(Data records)
+ + + +

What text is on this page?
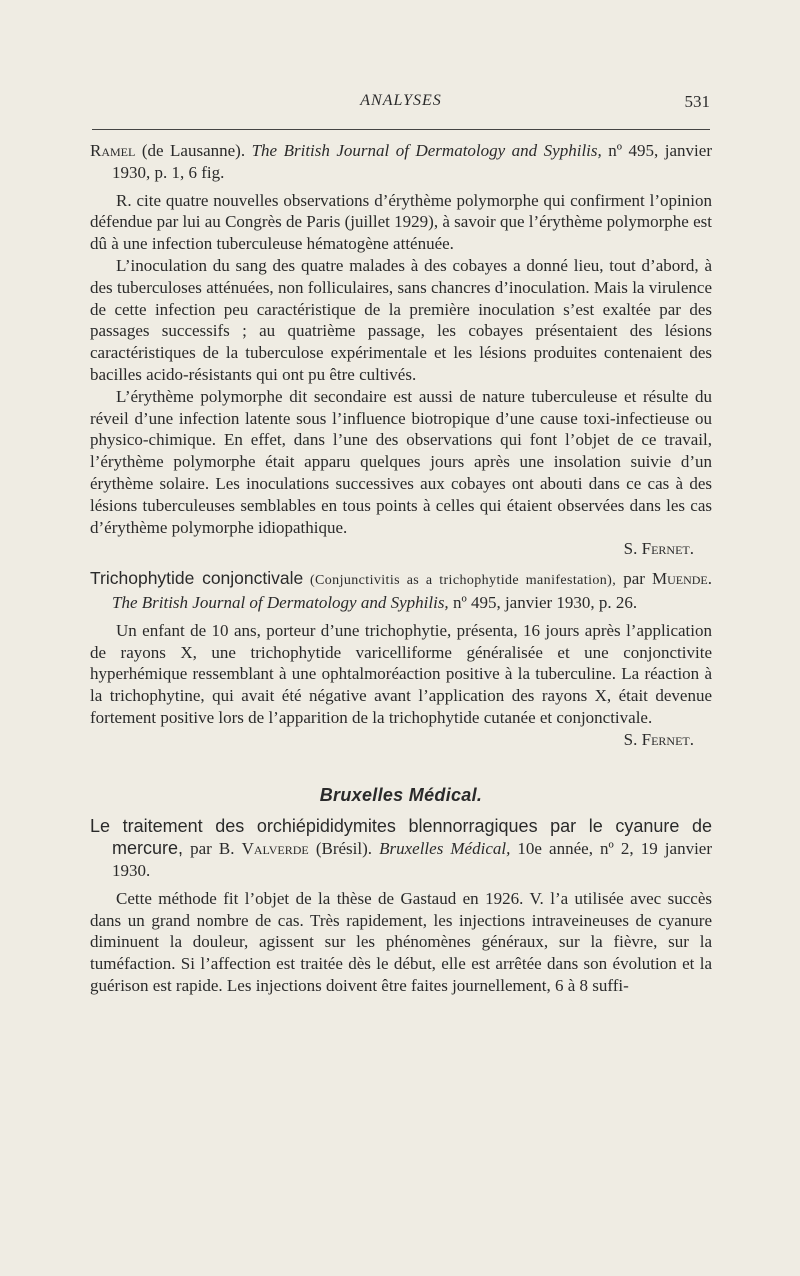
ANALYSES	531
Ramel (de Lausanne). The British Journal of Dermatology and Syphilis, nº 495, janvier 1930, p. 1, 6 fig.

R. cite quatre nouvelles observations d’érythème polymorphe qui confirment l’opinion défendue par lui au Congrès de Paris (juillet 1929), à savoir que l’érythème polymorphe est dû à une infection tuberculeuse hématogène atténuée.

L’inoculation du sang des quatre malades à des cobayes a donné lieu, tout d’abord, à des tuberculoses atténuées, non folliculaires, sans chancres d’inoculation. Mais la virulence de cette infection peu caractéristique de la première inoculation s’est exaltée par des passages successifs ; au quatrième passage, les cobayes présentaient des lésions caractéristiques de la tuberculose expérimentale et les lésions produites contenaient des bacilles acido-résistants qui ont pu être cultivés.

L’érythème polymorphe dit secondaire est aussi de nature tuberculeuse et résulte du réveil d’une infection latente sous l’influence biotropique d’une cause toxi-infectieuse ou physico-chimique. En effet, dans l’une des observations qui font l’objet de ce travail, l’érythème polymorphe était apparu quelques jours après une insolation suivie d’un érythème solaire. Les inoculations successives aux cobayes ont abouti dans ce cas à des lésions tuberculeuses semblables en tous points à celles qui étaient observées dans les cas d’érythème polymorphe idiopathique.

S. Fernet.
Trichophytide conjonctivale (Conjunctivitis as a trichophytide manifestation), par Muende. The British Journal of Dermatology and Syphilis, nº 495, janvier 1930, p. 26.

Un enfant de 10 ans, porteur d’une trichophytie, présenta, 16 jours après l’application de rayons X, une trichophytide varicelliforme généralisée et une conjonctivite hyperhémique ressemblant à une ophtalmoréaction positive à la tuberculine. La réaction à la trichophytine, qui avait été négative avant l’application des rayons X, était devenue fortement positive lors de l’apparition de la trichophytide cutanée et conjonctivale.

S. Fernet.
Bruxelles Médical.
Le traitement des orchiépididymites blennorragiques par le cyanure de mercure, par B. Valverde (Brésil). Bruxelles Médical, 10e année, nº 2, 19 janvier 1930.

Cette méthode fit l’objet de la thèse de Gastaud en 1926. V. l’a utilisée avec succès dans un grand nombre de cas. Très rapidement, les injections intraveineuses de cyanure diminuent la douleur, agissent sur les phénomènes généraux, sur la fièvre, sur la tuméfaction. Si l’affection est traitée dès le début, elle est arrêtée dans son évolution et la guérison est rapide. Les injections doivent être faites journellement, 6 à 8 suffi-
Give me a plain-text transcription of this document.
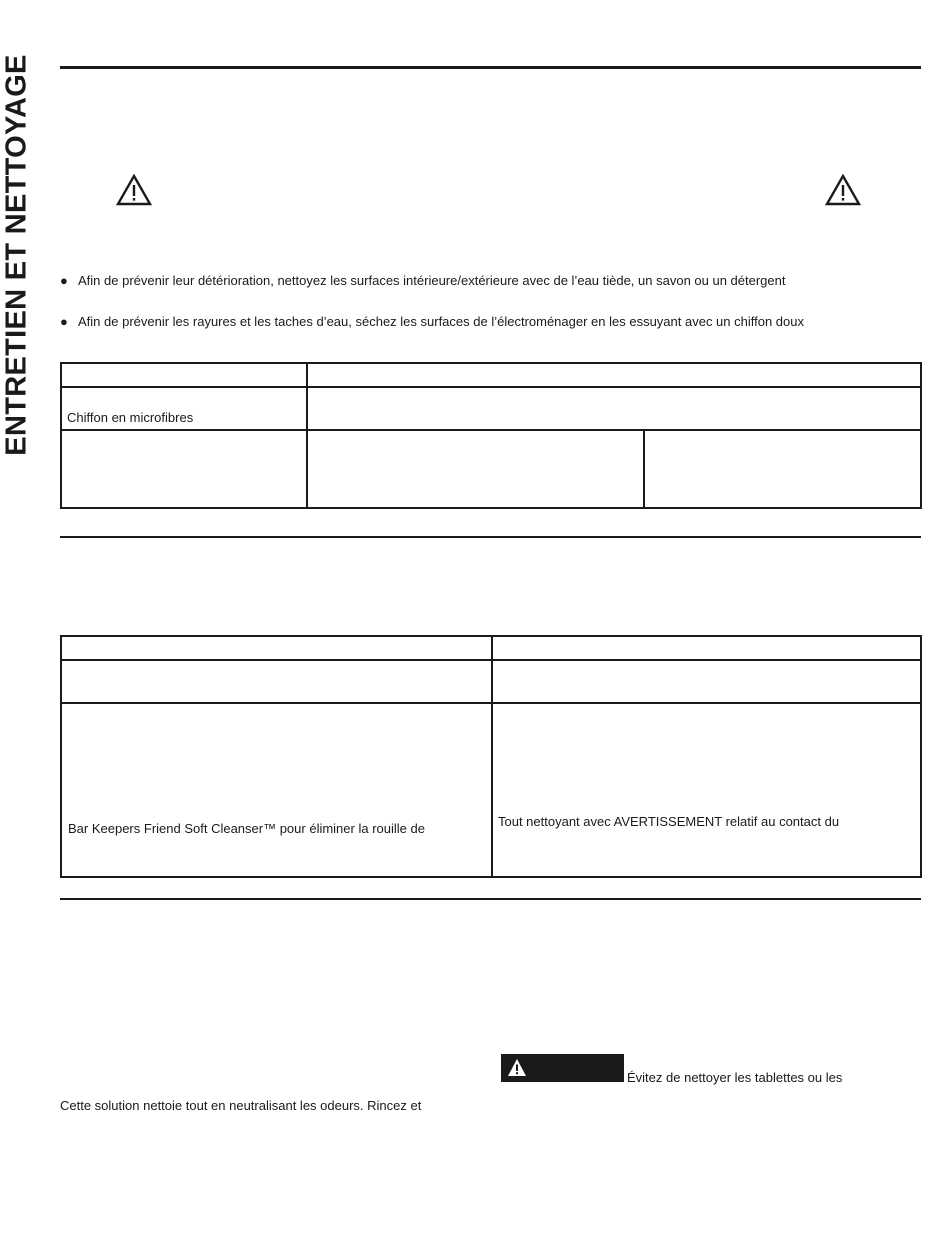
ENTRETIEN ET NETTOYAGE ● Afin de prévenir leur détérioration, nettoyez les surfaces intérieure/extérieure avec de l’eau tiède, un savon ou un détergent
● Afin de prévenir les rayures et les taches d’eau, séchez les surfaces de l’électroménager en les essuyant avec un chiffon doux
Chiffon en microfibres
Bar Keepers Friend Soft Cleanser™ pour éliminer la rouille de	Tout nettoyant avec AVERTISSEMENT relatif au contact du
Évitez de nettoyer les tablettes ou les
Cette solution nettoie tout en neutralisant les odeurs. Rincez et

+ + + +

Directive =
Transcribe the whole listing, character for character, but not its images.

Exercise output =
What text is on this page?
ANALYSES	531
Ramel (de Lausanne). The British Journal of Dermatology and Syphilis, nº 495, janvier 1930, p. 1, 6 fig.

R. cite quatre nouvelles observations d’érythème polymorphe qui confirment l’opinion défendue par lui au Congrès de Paris (juillet 1929), à savoir que l’érythème polymorphe est dû à une infection tuberculeuse hématogène atténuée.

L’inoculation du sang des quatre malades à des cobayes a donné lieu, tout d’abord, à des tuberculoses atténuées, non folliculaires, sans chancres d’inoculation. Mais la virulence de cette infection peu caractéristique de la première inoculation s’est exaltée par des passages successifs ; au quatrième passage, les cobayes présentaient des lésions caractéristiques de la tuberculose expérimentale et les lésions produites contenaient des bacilles acido-résistants qui ont pu être cultivés.

L’érythème polymorphe dit secondaire est aussi de nature tuberculeuse et résulte du réveil d’une infection latente sous l’influence biotropique d’une cause toxi-infectieuse ou physico-chimique. En effet, dans l’une des observations qui font l’objet de ce travail, l’érythème polymorphe était apparu quelques jours après une insolation suivie d’un érythème solaire. Les inoculations successives aux cobayes ont abouti dans ce cas à des lésions tuberculeuses semblables en tous points à celles qui étaient observées dans les cas d’érythème polymorphe idiopathique.

S. Fernet.
Trichophytide conjonctivale (Conjunctivitis as a trichophytide manifestation), par Muende. The British Journal of Dermatology and Syphilis, nº 495, janvier 1930, p. 26.

Un enfant de 10 ans, porteur d’une trichophytie, présenta, 16 jours après l’application de rayons X, une trichophytide varicelliforme généralisée et une conjonctivite hyperhémique ressemblant à une ophtalmoréaction positive à la tuberculine. La réaction à la trichophytine, qui avait été négative avant l’application des rayons X, était devenue fortement positive lors de l’apparition de la trichophytide cutanée et conjonctivale.

S. Fernet.
Bruxelles Médical.
Le traitement des orchiépididymites blennorragiques par le cyanure de mercure, par B. Valverde (Brésil). Bruxelles Médical, 10e année, nº 2, 19 janvier 1930.

Cette méthode fit l’objet de la thèse de Gastaud en 1926. V. l’a utilisée avec succès dans un grand nombre de cas. Très rapidement, les injections intraveineuses de cyanure diminuent la douleur, agissent sur les phénomènes généraux, sur la fièvre, sur la tuméfaction. Si l’affection est traitée dès le début, elle est arrêtée dans son évolution et la guérison est rapide. Les injections doivent être faites journellement, 6 à 8 suffi-
Give me a plain-text transcription of this document.
ENTRETIEN ET NETTOYAGE ● Afin de prévenir leur détérioration, nettoyez les surfaces intérieure/extérieure avec de l’eau tiède, un savon ou un détergent
● Afin de prévenir les rayures et les taches d’eau, séchez les surfaces de l’électroménager en les essuyant avec un chiffon doux
Chiffon en microfibres
Bar Keepers Friend Soft Cleanser™ pour éliminer la rouille de	Tout nettoyant avec AVERTISSEMENT relatif au contact du
Évitez de nettoyer les tablettes ou les
Cette solution nettoie tout en neutralisant les odeurs. Rincez et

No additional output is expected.